**STATED TASK**. Please reproduce every record, keeping each one exactly as written.

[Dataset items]
+--
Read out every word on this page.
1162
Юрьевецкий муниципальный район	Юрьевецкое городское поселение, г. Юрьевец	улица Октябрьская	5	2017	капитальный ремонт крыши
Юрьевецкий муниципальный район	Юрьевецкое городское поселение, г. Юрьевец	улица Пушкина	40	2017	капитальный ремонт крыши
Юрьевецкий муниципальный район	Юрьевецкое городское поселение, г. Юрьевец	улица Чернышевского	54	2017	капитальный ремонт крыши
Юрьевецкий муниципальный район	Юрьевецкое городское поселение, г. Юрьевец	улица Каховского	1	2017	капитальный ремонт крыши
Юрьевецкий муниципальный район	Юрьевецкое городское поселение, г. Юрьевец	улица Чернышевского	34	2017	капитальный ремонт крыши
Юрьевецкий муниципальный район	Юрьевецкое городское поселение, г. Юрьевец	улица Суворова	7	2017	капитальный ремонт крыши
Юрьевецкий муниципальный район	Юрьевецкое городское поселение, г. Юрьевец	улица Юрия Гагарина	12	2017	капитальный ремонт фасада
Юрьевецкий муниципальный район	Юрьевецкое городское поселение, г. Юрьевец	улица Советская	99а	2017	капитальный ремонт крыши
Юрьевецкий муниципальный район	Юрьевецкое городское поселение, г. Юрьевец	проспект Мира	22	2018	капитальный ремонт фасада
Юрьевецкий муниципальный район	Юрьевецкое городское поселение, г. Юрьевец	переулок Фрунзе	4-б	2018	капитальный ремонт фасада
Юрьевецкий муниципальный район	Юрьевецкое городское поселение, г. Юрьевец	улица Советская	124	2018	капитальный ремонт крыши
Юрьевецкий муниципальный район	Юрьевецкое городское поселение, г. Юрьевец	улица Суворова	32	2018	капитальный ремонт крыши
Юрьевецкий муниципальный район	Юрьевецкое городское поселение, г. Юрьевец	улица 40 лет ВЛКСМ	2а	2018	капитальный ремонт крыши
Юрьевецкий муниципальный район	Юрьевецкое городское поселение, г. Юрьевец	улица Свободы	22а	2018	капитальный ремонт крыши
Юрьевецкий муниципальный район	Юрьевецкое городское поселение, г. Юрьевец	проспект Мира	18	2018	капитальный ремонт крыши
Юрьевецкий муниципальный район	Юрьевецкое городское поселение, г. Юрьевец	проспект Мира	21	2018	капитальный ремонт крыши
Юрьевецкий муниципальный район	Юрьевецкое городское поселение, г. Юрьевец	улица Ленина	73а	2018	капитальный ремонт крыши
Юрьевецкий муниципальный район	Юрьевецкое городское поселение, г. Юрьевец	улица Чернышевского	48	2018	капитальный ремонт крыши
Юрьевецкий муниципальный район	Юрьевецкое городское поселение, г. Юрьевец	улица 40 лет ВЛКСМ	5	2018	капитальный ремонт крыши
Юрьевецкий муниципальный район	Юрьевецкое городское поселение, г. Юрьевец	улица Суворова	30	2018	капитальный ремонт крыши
+--
**SOLUTION BELOW**.
Read out every word on this page.
1162
Юрьевецкий муниципальный район	Юрьевецкое городское поселение, г. Юрьевец	улица Октябрьская	5	2017	капитальный ремонт крыши
Юрьевецкий муниципальный район	Юрьевецкое городское поселение, г. Юрьевец	улица Пушкина	40	2017	капитальный ремонт крыши
Юрьевецкий муниципальный район	Юрьевецкое городское поселение, г. Юрьевец	улица Чернышевского	54	2017	капитальный ремонт крыши
Юрьевецкий муниципальный район	Юрьевецкое городское поселение, г. Юрьевец	улица Каховского	1	2017	капитальный ремонт крыши
Юрьевецкий муниципальный район	Юрьевецкое городское поселение, г. Юрьевец	улица Чернышевского	34	2017	капитальный ремонт крыши
Юрьевецкий муниципальный район	Юрьевецкое городское поселение, г. Юрьевец	улица Суворова	7	2017	капитальный ремонт крыши
Юрьевецкий муниципальный район	Юрьевецкое городское поселение, г. Юрьевец	улица Юрия Гагарина	12	2017	капитальный ремонт фасада
Юрьевецкий муниципальный район	Юрьевецкое городское поселение, г. Юрьевец	улица Советская	99а	2017	капитальный ремонт крыши
Юрьевецкий муниципальный район	Юрьевецкое городское поселение, г. Юрьевец	проспект Мира	22	2018	капитальный ремонт фасада
Юрьевецкий муниципальный район	Юрьевецкое городское поселение, г. Юрьевец	переулок Фрунзе	4-б	2018	капитальный ремонт фасада
Юрьевецкий муниципальный район	Юрьевецкое городское поселение, г. Юрьевец	улица Советская	124	2018	капитальный ремонт крыши
Юрьевецкий муниципальный район	Юрьевецкое городское поселение, г. Юрьевец	улица Суворова	32	2018	капитальный ремонт крыши
Юрьевецкий муниципальный район	Юрьевецкое городское поселение, г. Юрьевец	улица 40 лет ВЛКСМ	2а	2018	капитальный ремонт крыши
Юрьевецкий муниципальный район	Юрьевецкое городское поселение, г. Юрьевец	улица Свободы	22а	2018	капитальный ремонт крыши
Юрьевецкий муниципальный район	Юрьевецкое городское поселение, г. Юрьевец	проспект Мира	18	2018	капитальный ремонт крыши
Юрьевецкий муниципальный район	Юрьевецкое городское поселение, г. Юрьевец	проспект Мира	21	2018	капитальный ремонт крыши
Юрьевецкий муниципальный район	Юрьевецкое городское поселение, г. Юрьевец	улица Ленина	73а	2018	капитальный ремонт крыши
Юрьевецкий муниципальный район	Юрьевецкое городское поселение, г. Юрьевец	улица Чернышевского	48	2018	капитальный ремонт крыши
Юрьевецкий муниципальный район	Юрьевецкое городское поселение, г. Юрьевец	улица 40 лет ВЛКСМ	5	2018	капитальный ремонт крыши
Юрьевецкий муниципальный район	Юрьевецкое городское поселение, г. Юрьевец	улица Суворова	30	2018	капитальный ремонт крыши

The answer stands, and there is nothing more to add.